What the exercise asks.
Would you write out the entries below, every one of them, exactly?

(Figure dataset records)

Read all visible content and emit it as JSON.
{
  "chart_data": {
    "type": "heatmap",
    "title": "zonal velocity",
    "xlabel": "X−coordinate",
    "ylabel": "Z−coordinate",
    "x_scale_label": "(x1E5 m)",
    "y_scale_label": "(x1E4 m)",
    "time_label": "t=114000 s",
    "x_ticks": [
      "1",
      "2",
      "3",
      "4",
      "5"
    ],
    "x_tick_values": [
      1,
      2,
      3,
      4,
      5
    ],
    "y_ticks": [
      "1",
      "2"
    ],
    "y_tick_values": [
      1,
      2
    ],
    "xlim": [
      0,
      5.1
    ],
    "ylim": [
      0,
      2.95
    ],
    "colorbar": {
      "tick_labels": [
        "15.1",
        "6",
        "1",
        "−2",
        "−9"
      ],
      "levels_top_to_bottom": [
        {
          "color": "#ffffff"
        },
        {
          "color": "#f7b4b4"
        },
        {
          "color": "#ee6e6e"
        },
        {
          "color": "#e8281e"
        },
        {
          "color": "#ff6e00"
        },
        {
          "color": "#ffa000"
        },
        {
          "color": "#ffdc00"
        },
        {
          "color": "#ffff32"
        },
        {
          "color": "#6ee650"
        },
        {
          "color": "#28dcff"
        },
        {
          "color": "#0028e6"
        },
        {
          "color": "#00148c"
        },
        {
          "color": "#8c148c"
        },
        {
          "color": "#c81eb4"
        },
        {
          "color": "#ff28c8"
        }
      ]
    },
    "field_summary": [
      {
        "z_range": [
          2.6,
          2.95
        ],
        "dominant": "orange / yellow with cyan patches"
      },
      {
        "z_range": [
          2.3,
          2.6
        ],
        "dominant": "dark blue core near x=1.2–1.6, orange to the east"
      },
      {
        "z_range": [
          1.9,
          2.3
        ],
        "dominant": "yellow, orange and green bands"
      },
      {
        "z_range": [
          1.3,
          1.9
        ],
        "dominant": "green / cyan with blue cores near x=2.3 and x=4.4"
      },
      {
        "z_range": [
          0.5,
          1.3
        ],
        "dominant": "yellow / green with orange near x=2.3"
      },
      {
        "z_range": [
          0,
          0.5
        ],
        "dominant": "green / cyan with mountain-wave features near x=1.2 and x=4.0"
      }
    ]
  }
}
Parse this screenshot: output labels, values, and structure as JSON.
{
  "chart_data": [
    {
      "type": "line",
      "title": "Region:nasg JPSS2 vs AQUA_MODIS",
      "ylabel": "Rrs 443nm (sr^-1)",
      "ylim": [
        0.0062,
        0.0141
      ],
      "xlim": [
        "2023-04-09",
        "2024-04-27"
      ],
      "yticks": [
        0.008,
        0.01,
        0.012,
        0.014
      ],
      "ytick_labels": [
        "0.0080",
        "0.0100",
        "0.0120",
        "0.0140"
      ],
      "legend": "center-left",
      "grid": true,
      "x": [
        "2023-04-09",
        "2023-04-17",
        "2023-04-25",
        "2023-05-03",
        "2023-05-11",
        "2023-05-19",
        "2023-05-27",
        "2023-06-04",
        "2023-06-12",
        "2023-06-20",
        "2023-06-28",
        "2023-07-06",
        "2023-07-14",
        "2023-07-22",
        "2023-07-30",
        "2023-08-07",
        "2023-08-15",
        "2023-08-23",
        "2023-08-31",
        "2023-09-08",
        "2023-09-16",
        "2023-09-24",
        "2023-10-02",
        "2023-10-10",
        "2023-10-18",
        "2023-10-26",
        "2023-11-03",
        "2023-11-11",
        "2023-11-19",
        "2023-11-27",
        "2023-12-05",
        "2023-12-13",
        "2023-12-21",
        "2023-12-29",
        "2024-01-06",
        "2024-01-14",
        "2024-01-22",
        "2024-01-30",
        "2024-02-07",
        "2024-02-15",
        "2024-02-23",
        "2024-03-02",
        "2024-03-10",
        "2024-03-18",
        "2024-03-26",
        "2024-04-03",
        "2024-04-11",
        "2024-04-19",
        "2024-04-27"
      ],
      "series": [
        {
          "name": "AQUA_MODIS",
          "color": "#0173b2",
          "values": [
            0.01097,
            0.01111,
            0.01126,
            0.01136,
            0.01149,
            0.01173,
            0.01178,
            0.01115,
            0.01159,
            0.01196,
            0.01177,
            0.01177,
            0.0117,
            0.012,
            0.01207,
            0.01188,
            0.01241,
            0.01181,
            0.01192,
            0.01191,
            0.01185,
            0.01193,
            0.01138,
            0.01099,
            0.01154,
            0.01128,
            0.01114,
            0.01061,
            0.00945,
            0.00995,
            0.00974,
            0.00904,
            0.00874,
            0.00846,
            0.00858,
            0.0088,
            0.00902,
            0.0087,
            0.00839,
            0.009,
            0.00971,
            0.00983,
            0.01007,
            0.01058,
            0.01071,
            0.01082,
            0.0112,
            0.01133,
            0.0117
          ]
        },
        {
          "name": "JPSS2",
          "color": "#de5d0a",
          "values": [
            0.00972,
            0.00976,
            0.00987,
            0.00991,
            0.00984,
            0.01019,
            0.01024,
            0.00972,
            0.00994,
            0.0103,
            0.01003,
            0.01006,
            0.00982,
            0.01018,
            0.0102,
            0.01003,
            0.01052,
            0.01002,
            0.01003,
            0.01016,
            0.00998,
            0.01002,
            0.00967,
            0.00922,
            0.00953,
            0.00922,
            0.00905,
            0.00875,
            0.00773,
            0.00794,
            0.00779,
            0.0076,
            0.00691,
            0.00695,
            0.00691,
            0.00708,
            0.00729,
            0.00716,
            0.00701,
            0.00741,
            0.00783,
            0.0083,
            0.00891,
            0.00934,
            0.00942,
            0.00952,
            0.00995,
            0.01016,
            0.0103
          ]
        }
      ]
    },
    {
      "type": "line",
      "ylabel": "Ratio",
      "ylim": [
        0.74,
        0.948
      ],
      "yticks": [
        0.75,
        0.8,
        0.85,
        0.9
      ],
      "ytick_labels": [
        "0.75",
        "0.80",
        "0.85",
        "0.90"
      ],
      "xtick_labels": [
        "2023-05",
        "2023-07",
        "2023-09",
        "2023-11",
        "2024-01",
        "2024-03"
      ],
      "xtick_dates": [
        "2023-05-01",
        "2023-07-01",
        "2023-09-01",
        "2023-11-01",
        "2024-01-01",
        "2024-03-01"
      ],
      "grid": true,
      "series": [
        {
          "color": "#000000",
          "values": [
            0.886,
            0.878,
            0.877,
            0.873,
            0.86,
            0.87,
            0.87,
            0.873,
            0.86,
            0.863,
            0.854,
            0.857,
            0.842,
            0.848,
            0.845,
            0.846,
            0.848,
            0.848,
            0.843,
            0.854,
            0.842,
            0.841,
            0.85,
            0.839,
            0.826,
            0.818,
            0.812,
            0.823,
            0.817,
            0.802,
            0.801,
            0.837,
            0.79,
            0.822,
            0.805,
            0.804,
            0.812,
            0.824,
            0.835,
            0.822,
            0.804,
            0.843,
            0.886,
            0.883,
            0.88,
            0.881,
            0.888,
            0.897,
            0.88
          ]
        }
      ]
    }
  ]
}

Result.
Read all visible content and emit it as JSON.
{
  "chart_data": {
    "type": "heatmap",
    "title": "zonal velocity",
    "xlabel": "X−coordinate",
    "ylabel": "Z−coordinate",
    "x_scale_label": "(x1E5 m)",
    "y_scale_label": "(x1E4 m)",
    "time_label": "t=114000 s",
    "x_ticks": [
      "1",
      "2",
      "3",
      "4",
      "5"
    ],
    "x_tick_values": [
      1,
      2,
      3,
      4,
      5
    ],
    "y_ticks": [
      "1",
      "2"
    ],
    "y_tick_values": [
      1,
      2
    ],
    "xlim": [
      0,
      5.1
    ],
    "ylim": [
      0,
      2.95
    ],
    "colorbar": {
      "tick_labels": [
        "15.1",
        "6",
        "1",
        "−2",
        "−9"
      ],
      "levels_top_to_bottom": [
        {
          "color": "#ffffff"
        },
        {
          "color": "#f7b4b4"
        },
        {
          "color": "#ee6e6e"
        },
        {
          "color": "#e8281e"
        },
        {
          "color": "#ff6e00"
        },
        {
          "color": "#ffa000"
        },
        {
          "color": "#ffdc00"
        },
        {
          "color": "#ffff32"
        },
        {
          "color": "#6ee650"
        },
        {
          "color": "#28dcff"
        },
        {
          "color": "#0028e6"
        },
        {
          "color": "#00148c"
        },
        {
          "color": "#8c148c"
        },
        {
          "color": "#c81eb4"
        },
        {
          "color": "#ff28c8"
        }
      ]
    },
    "field_summary": [
      {
        "z_range": [
          2.6,
          2.95
        ],
        "dominant": "orange / yellow with cyan patches"
      },
      {
        "z_range": [
          2.3,
          2.6
        ],
        "dominant": "dark blue core near x=1.2–1.6, orange to the east"
      },
      {
        "z_range": [
          1.9,
          2.3
        ],
        "dominant": "yellow, orange and green bands"
      },
      {
        "z_range": [
          1.3,
          1.9
        ],
        "dominant": "green / cyan with blue cores near x=2.3 and x=4.4"
      },
      {
        "z_range": [
          0.5,
          1.3
        ],
        "dominant": "yellow / green with orange near x=2.3"
      },
      {
        "z_range": [
          0,
          0.5
        ],
        "dominant": "green / cyan with mountain-wave features near x=1.2 and x=4.0"
      }
    ]
  }
}
Parse this screenshot: output labels, values, and structure as JSON.
{
  "chart_data": [
    {
      "type": "line",
      "title": "Region:nasg JPSS2 vs AQUA_MODIS",
      "ylabel": "Rrs 443nm (sr^-1)",
      "ylim": [
        0.0062,
        0.0141
      ],
      "xlim": [
        "2023-04-09",
        "2024-04-27"
      ],
      "yticks": [
        0.008,
        0.01,
        0.012,
        0.014
      ],
      "ytick_labels": [
        "0.0080",
        "0.0100",
        "0.0120",
        "0.0140"
      ],
      "legend": "center-left",
      "grid": true,
      "x": [
        "2023-04-09",
        "2023-04-17",
        "2023-04-25",
        "2023-05-03",
        "2023-05-11",
        "2023-05-19",
        "2023-05-27",
        "2023-06-04",
        "2023-06-12",
        "2023-06-20",
        "2023-06-28",
        "2023-07-06",
        "2023-07-14",
        "2023-07-22",
        "2023-07-30",
        "2023-08-07",
        "2023-08-15",
        "2023-08-23",
        "2023-08-31",
        "2023-09-08",
        "2023-09-16",
        "2023-09-24",
        "2023-10-02",
        "2023-10-10",
        "2023-10-18",
        "2023-10-26",
        "2023-11-03",
        "2023-11-11",
        "2023-11-19",
        "2023-11-27",
        "2023-12-05",
        "2023-12-13",
        "2023-12-21",
        "2023-12-29",
        "2024-01-06",
        "2024-01-14",
        "2024-01-22",
        "2024-01-30",
        "2024-02-07",
        "2024-02-15",
        "2024-02-23",
        "2024-03-02",
        "2024-03-10",
        "2024-03-18",
        "2024-03-26",
        "2024-04-03",
        "2024-04-11",
        "2024-04-19",
        "2024-04-27"
      ],
      "series": [
        {
          "name": "AQUA_MODIS",
          "color": "#0173b2",
          "values": [
            0.01097,
            0.01111,
            0.01126,
            0.01136,
            0.01149,
            0.01173,
            0.01178,
            0.01115,
            0.01159,
            0.01196,
            0.01177,
            0.01177,
            0.0117,
            0.012,
            0.01207,
            0.01188,
            0.01241,
            0.01181,
            0.01192,
            0.01191,
            0.01185,
            0.01193,
            0.01138,
            0.01099,
            0.01154,
            0.01128,
            0.01114,
            0.01061,
            0.00945,
            0.00995,
            0.00974,
            0.00904,
            0.00874,
            0.00846,
            0.00858,
            0.0088,
            0.00902,
            0.0087,
            0.00839,
            0.009,
            0.00971,
            0.00983,
            0.01007,
            0.01058,
            0.01071,
            0.01082,
            0.0112,
            0.01133,
            0.0117
          ]
        },
        {
          "name": "JPSS2",
          "color": "#de5d0a",
          "values": [
            0.00972,
            0.00976,
            0.00987,
            0.00991,
            0.00984,
            0.01019,
            0.01024,
            0.00972,
            0.00994,
            0.0103,
            0.01003,
            0.01006,
            0.00982,
            0.01018,
            0.0102,
            0.01003,
            0.01052,
            0.01002,
            0.01003,
            0.01016,
            0.00998,
            0.01002,
            0.00967,
            0.00922,
            0.00953,
            0.00922,
            0.00905,
            0.00875,
            0.00773,
            0.00794,
            0.00779,
            0.0076,
            0.00691,
            0.00695,
            0.00691,
            0.00708,
            0.00729,
            0.00716,
            0.00701,
            0.00741,
            0.00783,
            0.0083,
            0.00891,
            0.00934,
            0.00942,
            0.00952,
            0.00995,
            0.01016,
            0.0103
          ]
        }
      ]
    },
    {
      "type": "line",
      "ylabel": "Ratio",
      "ylim": [
        0.74,
        0.948
      ],
      "yticks": [
        0.75,
        0.8,
        0.85,
        0.9
      ],
      "ytick_labels": [
        "0.75",
        "0.80",
        "0.85",
        "0.90"
      ],
      "xtick_labels": [
        "2023-05",
        "2023-07",
        "2023-09",
        "2023-11",
        "2024-01",
        "2024-03"
      ],
      "xtick_dates": [
        "2023-05-01",
        "2023-07-01",
        "2023-09-01",
        "2023-11-01",
        "2024-01-01",
        "2024-03-01"
      ],
      "grid": true,
      "series": [
        {
          "color": "#000000",
          "values": [
            0.886,
            0.878,
            0.877,
            0.873,
            0.86,
            0.87,
            0.87,
            0.873,
            0.86,
            0.863,
            0.854,
            0.857,
            0.842,
            0.848,
            0.845,
            0.846,
            0.848,
            0.848,
            0.843,
            0.854,
            0.842,
            0.841,
            0.85,
            0.839,
            0.826,
            0.818,
            0.812,
            0.823,
            0.817,
            0.802,
            0.801,
            0.837,
            0.79,
            0.822,
            0.805,
            0.804,
            0.812,
            0.824,
            0.835,
            0.822,
            0.804,
            0.843,
            0.886,
            0.883,
            0.88,
            0.881,
            0.888,
            0.897,
            0.88
          ]
        }
      ]
    }
  ]
}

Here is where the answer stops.